EXERCISE BRIEF: Scan the data. Collect each line that contains the word "偿付甲方违约金".

A block of data:
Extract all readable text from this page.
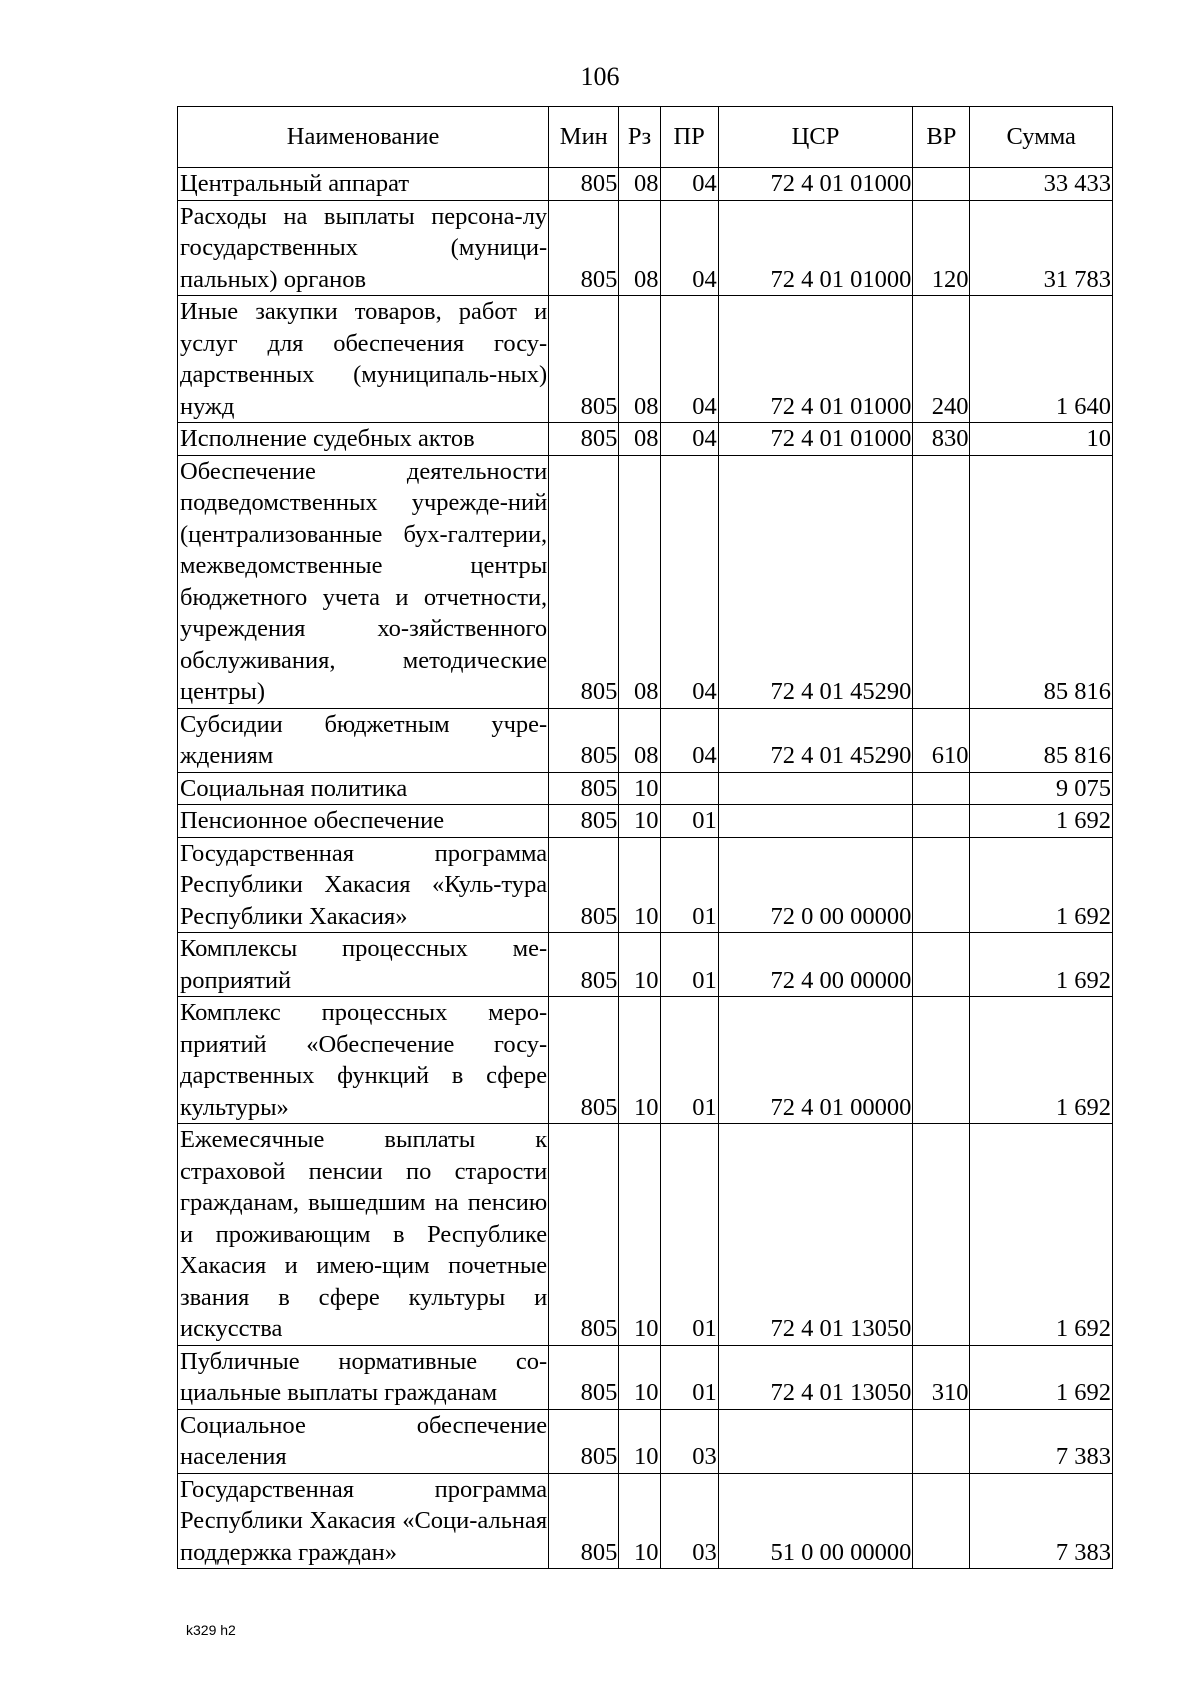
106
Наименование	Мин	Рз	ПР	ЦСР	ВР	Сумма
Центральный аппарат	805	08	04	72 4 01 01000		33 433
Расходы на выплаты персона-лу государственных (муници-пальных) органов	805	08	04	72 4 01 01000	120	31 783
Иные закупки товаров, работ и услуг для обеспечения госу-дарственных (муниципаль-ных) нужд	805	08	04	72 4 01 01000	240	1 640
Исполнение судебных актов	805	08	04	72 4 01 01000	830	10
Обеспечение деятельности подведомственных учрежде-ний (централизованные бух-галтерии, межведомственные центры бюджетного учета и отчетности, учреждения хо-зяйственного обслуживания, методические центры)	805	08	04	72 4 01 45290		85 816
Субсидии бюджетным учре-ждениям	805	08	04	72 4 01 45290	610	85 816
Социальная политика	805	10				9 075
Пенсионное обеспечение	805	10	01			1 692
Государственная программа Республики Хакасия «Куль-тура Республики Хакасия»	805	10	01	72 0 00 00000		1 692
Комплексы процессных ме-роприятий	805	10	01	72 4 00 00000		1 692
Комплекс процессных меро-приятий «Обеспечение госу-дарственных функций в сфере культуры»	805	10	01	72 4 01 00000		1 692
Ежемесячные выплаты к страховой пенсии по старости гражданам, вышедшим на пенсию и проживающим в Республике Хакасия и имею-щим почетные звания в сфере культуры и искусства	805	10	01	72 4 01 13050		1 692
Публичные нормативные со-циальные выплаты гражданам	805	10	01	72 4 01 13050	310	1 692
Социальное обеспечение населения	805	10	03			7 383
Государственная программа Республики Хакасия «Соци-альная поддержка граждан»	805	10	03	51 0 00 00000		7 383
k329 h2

---

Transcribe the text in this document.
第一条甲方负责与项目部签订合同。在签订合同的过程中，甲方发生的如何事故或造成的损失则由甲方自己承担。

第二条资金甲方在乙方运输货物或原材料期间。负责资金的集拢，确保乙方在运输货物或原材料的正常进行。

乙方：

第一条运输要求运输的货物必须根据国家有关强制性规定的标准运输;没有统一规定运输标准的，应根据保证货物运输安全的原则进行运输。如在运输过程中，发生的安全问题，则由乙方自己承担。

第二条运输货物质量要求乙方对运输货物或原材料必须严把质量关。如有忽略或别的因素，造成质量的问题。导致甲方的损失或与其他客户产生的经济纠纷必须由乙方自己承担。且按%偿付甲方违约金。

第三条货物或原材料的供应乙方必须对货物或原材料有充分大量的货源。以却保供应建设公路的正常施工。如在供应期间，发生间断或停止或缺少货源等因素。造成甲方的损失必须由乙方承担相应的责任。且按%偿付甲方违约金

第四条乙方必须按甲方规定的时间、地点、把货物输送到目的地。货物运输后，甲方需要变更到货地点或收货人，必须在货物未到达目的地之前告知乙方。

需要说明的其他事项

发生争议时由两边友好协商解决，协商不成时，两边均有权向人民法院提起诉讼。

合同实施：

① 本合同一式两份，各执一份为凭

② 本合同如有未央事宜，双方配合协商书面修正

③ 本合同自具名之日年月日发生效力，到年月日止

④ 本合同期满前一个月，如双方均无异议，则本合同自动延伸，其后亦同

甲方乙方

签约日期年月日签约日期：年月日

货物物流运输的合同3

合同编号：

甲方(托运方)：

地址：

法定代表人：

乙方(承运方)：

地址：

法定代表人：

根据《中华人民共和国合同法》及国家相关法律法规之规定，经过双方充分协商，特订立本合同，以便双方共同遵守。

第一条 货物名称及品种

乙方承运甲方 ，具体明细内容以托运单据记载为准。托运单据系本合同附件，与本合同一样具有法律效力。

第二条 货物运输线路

...

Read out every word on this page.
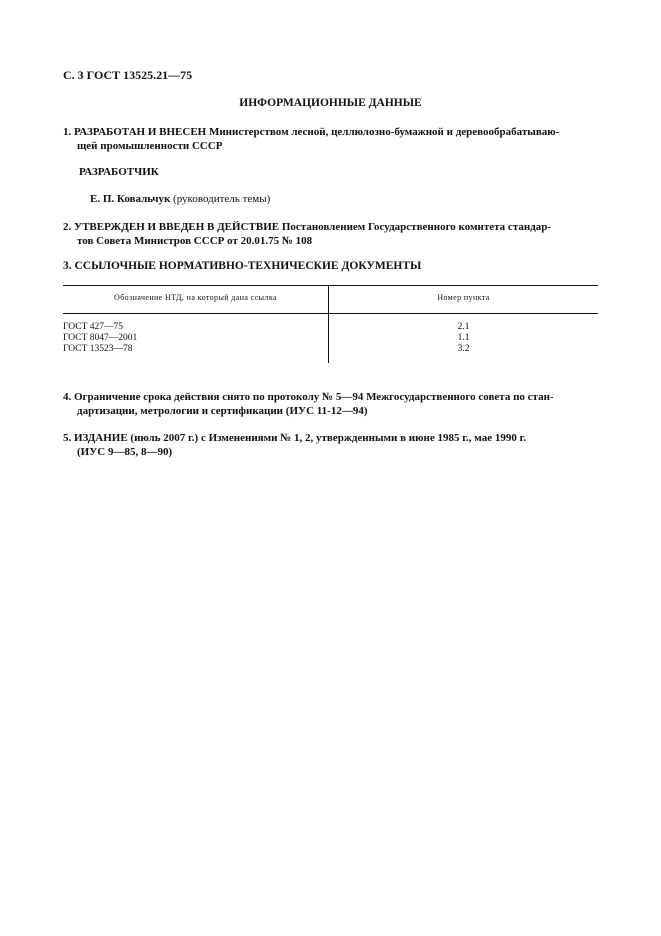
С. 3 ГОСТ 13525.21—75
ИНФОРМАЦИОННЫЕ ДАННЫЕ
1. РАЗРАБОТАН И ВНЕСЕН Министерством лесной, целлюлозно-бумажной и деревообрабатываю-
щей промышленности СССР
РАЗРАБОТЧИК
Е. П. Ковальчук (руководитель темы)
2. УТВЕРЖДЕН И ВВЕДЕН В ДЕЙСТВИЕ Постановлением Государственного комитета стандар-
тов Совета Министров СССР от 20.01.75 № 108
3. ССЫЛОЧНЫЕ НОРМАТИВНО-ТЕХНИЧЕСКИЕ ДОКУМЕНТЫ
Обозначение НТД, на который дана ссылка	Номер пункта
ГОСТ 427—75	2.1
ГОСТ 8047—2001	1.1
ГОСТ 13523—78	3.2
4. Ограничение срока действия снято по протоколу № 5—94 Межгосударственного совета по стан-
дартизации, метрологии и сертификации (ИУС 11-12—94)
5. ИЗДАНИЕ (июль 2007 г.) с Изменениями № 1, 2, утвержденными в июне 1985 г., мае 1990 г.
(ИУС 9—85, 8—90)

SOLVED PROBLEM:
第二条运输货物质量要求乙方对运输货物或原材料必须严把质量关。如有忽略或别的因素，造成质量的问题。导致甲方的损失或与其他客户产生的经济纠纷必须由乙方自己承担。且按%偿付甲方违约金。
第三条货物或原材料的供应乙方必须对货物或原材料有充分大量的货源。以却保供应建设公路的正常施工。如在供应期间，发生间断或停止或缺少货源等因素。造成甲方的损失必须由乙方承担相应的责任。且按%偿付甲方违约金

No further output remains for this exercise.